— BEGIN Records for processing —

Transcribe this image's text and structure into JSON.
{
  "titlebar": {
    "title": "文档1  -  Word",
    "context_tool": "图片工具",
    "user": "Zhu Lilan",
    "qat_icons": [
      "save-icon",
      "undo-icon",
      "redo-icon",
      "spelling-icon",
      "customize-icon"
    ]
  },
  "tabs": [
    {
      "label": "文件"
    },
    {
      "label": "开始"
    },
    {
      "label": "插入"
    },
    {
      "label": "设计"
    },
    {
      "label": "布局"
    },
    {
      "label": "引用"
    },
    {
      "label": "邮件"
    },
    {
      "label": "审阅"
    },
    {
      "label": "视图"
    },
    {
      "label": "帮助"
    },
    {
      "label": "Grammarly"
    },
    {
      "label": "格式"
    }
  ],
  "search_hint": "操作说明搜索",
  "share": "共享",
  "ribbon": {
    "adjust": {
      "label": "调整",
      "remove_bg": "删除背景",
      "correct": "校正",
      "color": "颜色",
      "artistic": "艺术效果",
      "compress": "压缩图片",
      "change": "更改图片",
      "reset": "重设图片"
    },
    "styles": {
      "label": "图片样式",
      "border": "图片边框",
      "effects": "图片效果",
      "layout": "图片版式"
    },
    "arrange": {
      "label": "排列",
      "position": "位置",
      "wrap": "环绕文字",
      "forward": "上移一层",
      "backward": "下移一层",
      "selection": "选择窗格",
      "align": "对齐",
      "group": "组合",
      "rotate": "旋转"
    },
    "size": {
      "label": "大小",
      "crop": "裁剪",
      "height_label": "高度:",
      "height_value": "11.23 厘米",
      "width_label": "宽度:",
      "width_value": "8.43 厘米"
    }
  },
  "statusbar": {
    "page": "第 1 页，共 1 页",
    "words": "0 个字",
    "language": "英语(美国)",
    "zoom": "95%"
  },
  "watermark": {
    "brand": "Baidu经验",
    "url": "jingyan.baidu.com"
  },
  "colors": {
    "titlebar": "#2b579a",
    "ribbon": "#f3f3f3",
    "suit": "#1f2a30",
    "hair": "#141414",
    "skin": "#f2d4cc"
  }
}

— END Records for processing —

**Stated exercise**
All of the entries must be quoted exactly; please include each one.

**Completed task**
Transcribe this image's text and structure into JSON.
{
  "titlebar": {
    "title": "文档1  -  Word",
    "context_tool": "图片工具",
    "user": "Zhu Lilan",
    "qat_icons": [
      "save-icon",
      "undo-icon",
      "redo-icon",
      "spelling-icon",
      "customize-icon"
    ]
  },
  "tabs": [
    {
      "label": "文件"
    },
    {
      "label": "开始"
    },
    {
      "label": "插入"
    },
    {
      "label": "设计"
    },
    {
      "label": "布局"
    },
    {
      "label": "引用"
    },
    {
      "label": "邮件"
    },
    {
      "label": "审阅"
    },
    {
      "label": "视图"
    },
    {
      "label": "帮助"
    },
    {
      "label": "Grammarly"
    },
    {
      "label": "格式"
    }
  ],
  "search_hint": "操作说明搜索",
  "share": "共享",
  "ribbon": {
    "adjust": {
      "label": "调整",
      "remove_bg": "删除背景",
      "correct": "校正",
      "color": "颜色",
      "artistic": "艺术效果",
      "compress": "压缩图片",
      "change": "更改图片",
      "reset": "重设图片"
    },
    "styles": {
      "label": "图片样式",
      "border": "图片边框",
      "effects": "图片效果",
      "layout": "图片版式"
    },
    "arrange": {
      "label": "排列",
      "position": "位置",
      "wrap": "环绕文字",
      "forward": "上移一层",
      "backward": "下移一层",
      "selection": "选择窗格",
      "align": "对齐",
      "group": "组合",
      "rotate": "旋转"
    },
    "size": {
      "label": "大小",
      "crop": "裁剪",
      "height_label": "高度:",
      "height_value": "11.23 厘米",
      "width_label": "宽度:",
      "width_value": "8.43 厘米"
    }
  },
  "statusbar": {
    "page": "第 1 页，共 1 页",
    "words": "0 个字",
    "language": "英语(美国)",
    "zoom": "95%"
  },
  "watermark": {
    "brand": "Baidu经验",
    "url": "jingyan.baidu.com"
  },
  "colors": {
    "titlebar": "#2b579a",
    "ribbon": "#f3f3f3",
    "suit": "#1f2a30",
    "hair": "#141414",
    "skin": "#f2d4cc"
  }
}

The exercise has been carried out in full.